▶ [Task brief] Count every line in the data below where "Open" occurs, then state that number and nothing more.

▶ [Material for this task]
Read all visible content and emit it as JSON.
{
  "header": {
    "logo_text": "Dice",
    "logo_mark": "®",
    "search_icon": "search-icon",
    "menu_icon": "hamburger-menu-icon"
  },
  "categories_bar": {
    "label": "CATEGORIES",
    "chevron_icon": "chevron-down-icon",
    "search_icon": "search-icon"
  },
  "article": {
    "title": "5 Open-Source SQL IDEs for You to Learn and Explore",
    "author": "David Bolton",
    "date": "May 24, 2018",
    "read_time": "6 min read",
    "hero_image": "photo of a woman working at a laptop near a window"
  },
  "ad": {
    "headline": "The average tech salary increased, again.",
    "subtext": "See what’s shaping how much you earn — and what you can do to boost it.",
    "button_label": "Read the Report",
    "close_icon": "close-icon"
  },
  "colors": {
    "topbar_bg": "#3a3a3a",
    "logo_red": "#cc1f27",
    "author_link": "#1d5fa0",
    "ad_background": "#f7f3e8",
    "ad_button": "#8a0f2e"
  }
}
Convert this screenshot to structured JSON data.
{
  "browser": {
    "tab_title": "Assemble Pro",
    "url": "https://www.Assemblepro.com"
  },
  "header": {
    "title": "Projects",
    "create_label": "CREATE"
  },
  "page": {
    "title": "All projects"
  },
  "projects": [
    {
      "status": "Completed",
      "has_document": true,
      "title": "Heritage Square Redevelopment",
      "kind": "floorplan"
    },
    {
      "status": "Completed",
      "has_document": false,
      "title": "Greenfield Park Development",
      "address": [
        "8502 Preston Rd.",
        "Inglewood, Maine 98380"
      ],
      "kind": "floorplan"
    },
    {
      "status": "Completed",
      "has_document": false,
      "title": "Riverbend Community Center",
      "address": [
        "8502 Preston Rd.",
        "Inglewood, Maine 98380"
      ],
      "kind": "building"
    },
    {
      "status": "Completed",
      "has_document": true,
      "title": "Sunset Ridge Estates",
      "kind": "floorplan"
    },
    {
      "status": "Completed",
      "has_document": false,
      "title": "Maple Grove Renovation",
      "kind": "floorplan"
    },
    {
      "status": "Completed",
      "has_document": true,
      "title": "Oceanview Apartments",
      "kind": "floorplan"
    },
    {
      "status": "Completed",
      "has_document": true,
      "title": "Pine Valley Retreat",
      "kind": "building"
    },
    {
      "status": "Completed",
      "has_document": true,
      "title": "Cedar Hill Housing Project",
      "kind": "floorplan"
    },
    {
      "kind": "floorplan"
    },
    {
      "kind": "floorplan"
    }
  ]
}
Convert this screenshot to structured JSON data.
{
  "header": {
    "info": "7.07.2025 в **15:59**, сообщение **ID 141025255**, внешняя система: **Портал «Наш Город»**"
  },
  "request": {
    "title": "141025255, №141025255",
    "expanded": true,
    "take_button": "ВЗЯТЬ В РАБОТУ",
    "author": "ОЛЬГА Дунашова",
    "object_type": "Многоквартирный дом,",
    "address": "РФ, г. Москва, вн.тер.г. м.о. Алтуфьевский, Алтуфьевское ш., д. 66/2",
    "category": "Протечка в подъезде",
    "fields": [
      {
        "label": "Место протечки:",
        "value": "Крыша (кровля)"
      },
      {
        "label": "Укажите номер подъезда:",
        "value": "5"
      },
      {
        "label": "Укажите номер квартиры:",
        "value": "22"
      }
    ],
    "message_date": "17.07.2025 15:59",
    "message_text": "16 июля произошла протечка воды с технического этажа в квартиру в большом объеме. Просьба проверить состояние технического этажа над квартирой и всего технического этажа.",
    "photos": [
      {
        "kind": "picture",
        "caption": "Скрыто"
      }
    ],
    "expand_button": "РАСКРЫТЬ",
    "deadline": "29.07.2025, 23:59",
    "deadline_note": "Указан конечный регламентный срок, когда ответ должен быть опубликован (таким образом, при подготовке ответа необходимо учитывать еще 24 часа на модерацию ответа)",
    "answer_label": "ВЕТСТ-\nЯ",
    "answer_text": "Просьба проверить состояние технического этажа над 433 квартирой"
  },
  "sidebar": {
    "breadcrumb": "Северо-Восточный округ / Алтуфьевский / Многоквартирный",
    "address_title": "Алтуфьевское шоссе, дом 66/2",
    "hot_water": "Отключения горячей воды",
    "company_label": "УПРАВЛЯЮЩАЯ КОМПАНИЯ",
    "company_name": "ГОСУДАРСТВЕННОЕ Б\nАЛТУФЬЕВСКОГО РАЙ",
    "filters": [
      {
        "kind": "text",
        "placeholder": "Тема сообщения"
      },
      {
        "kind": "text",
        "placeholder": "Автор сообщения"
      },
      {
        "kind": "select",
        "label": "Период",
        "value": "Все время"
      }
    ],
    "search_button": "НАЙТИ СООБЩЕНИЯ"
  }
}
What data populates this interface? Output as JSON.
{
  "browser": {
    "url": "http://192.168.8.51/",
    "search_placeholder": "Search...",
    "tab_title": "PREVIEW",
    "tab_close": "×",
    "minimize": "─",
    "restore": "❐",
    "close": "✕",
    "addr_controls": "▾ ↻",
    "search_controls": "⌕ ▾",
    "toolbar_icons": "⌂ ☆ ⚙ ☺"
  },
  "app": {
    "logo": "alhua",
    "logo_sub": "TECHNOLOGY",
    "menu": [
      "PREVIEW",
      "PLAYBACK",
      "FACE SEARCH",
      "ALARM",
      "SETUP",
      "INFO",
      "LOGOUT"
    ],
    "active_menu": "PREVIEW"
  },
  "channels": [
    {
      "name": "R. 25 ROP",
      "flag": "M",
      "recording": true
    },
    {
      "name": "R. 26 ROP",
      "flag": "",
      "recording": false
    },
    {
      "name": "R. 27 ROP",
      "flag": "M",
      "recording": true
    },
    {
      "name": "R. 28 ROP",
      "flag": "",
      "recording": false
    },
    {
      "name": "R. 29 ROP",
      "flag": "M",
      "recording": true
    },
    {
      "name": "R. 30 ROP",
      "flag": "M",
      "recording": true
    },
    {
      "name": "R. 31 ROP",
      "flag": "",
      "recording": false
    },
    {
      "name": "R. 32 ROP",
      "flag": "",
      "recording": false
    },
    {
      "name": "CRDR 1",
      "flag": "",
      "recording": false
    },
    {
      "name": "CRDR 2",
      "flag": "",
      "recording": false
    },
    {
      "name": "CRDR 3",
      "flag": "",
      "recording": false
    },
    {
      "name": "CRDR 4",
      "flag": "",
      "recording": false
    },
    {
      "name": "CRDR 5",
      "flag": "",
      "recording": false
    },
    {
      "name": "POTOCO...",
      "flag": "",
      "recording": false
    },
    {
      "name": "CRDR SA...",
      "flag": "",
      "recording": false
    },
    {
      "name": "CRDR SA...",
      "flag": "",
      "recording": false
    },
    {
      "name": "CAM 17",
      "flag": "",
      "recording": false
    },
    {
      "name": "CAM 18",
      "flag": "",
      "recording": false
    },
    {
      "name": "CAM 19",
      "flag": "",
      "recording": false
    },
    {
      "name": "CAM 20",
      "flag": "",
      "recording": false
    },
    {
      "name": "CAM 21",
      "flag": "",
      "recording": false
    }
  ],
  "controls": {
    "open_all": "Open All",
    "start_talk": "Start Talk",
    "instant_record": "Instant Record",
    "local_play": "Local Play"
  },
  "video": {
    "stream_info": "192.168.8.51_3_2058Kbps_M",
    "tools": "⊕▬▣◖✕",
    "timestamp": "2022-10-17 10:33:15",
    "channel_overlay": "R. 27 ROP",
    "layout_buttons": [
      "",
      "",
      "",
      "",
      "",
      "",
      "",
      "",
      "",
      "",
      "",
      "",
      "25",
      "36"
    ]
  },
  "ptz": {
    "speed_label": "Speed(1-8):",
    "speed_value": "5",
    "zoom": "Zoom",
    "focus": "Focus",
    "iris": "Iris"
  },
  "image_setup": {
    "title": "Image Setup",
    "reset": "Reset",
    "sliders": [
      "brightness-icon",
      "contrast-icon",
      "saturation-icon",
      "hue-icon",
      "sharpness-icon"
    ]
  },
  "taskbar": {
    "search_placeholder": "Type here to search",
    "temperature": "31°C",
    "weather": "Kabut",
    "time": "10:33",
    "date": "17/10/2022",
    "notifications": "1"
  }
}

▶ [Result for this exercise] 2